## Start

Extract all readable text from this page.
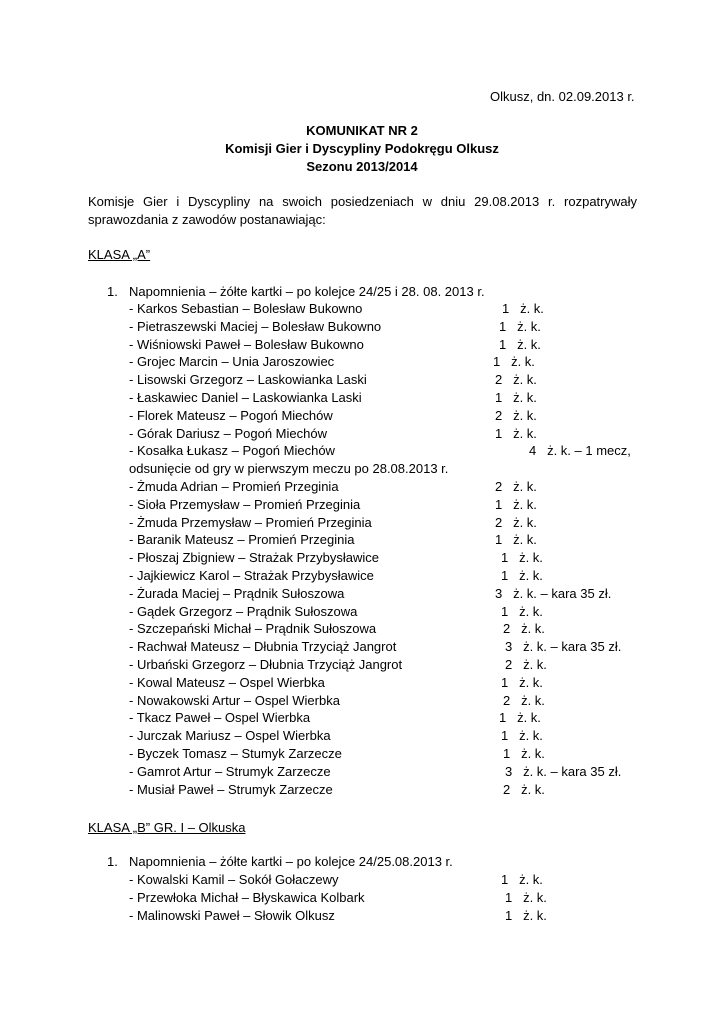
Olkusz, dn. 02.09.2013 r.
KOMUNIKAT NR 2
Komisji Gier i Dyscypliny Podokręgu Olkusz
Sezonu 2013/2014

Komisje Gier i Dyscypliny na swoich posiedzeniach w dniu 29.08.2013 r. rozpatrywały sprawozdania z zawodów postanawiając:

KLASA „A”
1. Napomnienia – żółte kartki – po kolejce 24/25 i 28. 08. 2013 r.
- Karkos Sebastian – Bolesław Bukowno	1   ż. k.
- Pietraszewski Maciej – Bolesław Bukowno	1   ż. k.
- Wiśniowski Paweł – Bolesław Bukowno	1   ż. k.
- Grojec Marcin – Unia Jaroszowiec	1   ż. k.
- Lisowski Grzegorz – Laskowianka Laski	2   ż. k.
- Łaskawiec Daniel – Laskowianka Laski	1   ż. k.
- Florek Mateusz – Pogoń Miechów	2   ż. k.
- Górak Dariusz – Pogoń Miechów	1   ż. k.
- Kosałka Łukasz – Pogoń Miechów	4   ż. k. – 1 mecz,
odsunięcie od gry w pierwszym meczu po 28.08.2013 r.
- Żmuda Adrian – Promień Przeginia	2   ż. k.
- Sioła Przemysław – Promień Przeginia	1   ż. k.
- Żmuda Przemysław – Promień Przeginia	2   ż. k.
- Baranik Mateusz – Promień Przeginia	1   ż. k.
- Płoszaj Zbigniew – Strażak Przybysławice	1   ż. k.
- Jajkiewicz Karol – Strażak Przybysławice	1   ż. k.
- Żurada Maciej – Prądnik Sułoszowa	3   ż. k. – kara 35 zł.
- Gądek Grzegorz – Prądnik Sułoszowa	1   ż. k.
- Szczepański Michał – Prądnik Sułoszowa	2   ż. k.
- Rachwał Mateusz – Dłubnia Trzyciąż Jangrot	3   ż. k. – kara 35 zł.
- Urbański Grzegorz – Dłubnia Trzyciąż Jangrot	2   ż. k.
- Kowal Mateusz – Ospel Wierbka	1   ż. k.
- Nowakowski Artur – Ospel Wierbka	2   ż. k.
- Tkacz Paweł – Ospel Wierbka	1   ż. k.
- Jurczak Mariusz – Ospel Wierbka	1   ż. k.
- Byczek Tomasz – Stumyk Zarzecze	1   ż. k.
- Gamrot Artur – Strumyk Zarzecze	3   ż. k. – kara 35 zł.
- Musiał Paweł – Strumyk Zarzecze	2   ż. k.
KLASA „B” GR. I – Olkuska
1. Napomnienia – żółte kartki – po kolejce 24/25.08.2013 r.
- Kowalski Kamil – Sokół Gołaczewy	1   ż. k.
- Przewłoka Michał – Błyskawica Kolbark	1   ż. k.
- Malinowski Paweł – Słowik Olkusz	1   ż. k.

## End

(Exercise objective) All of the entries above should be duplicated exactly, except for the pictures.

(Result)
Extract all readable text from this page.
Olkusz, dn. 02.09.2013 r.
KOMUNIKAT NR 2
Komisji Gier i Dyscypliny Podokręgu Olkusz
Sezonu 2013/2014

Komisje Gier i Dyscypliny na swoich posiedzeniach w dniu 29.08.2013 r. rozpatrywały sprawozdania z zawodów postanawiając:

KLASA „A”
1. Napomnienia – żółte kartki – po kolejce 24/25 i 28. 08. 2013 r.
- Karkos Sebastian – Bolesław Bukowno	1   ż. k.
- Pietraszewski Maciej – Bolesław Bukowno	1   ż. k.
- Wiśniowski Paweł – Bolesław Bukowno	1   ż. k.
- Grojec Marcin – Unia Jaroszowiec	1   ż. k.
- Lisowski Grzegorz – Laskowianka Laski	2   ż. k.
- Łaskawiec Daniel – Laskowianka Laski	1   ż. k.
- Florek Mateusz – Pogoń Miechów	2   ż. k.
- Górak Dariusz – Pogoń Miechów	1   ż. k.
- Kosałka Łukasz – Pogoń Miechów	4   ż. k. – 1 mecz,
odsunięcie od gry w pierwszym meczu po 28.08.2013 r.
- Żmuda Adrian – Promień Przeginia	2   ż. k.
- Sioła Przemysław – Promień Przeginia	1   ż. k.
- Żmuda Przemysław – Promień Przeginia	2   ż. k.
- Baranik Mateusz – Promień Przeginia	1   ż. k.
- Płoszaj Zbigniew – Strażak Przybysławice	1   ż. k.
- Jajkiewicz Karol – Strażak Przybysławice	1   ż. k.
- Żurada Maciej – Prądnik Sułoszowa	3   ż. k. – kara 35 zł.
- Gądek Grzegorz – Prądnik Sułoszowa	1   ż. k.
- Szczepański Michał – Prądnik Sułoszowa	2   ż. k.
- Rachwał Mateusz – Dłubnia Trzyciąż Jangrot	3   ż. k. – kara 35 zł.
- Urbański Grzegorz – Dłubnia Trzyciąż Jangrot	2   ż. k.
- Kowal Mateusz – Ospel Wierbka	1   ż. k.
- Nowakowski Artur – Ospel Wierbka	2   ż. k.
- Tkacz Paweł – Ospel Wierbka	1   ż. k.
- Jurczak Mariusz – Ospel Wierbka	1   ż. k.
- Byczek Tomasz – Stumyk Zarzecze	1   ż. k.
- Gamrot Artur – Strumyk Zarzecze	3   ż. k. – kara 35 zł.
- Musiał Paweł – Strumyk Zarzecze	2   ż. k.
KLASA „B” GR. I – Olkuska
1. Napomnienia – żółte kartki – po kolejce 24/25.08.2013 r.
- Kowalski Kamil – Sokół Gołaczewy	1   ż. k.
- Przewłoka Michał – Błyskawica Kolbark	1   ż. k.
- Malinowski Paweł – Słowik Olkusz	1   ż. k.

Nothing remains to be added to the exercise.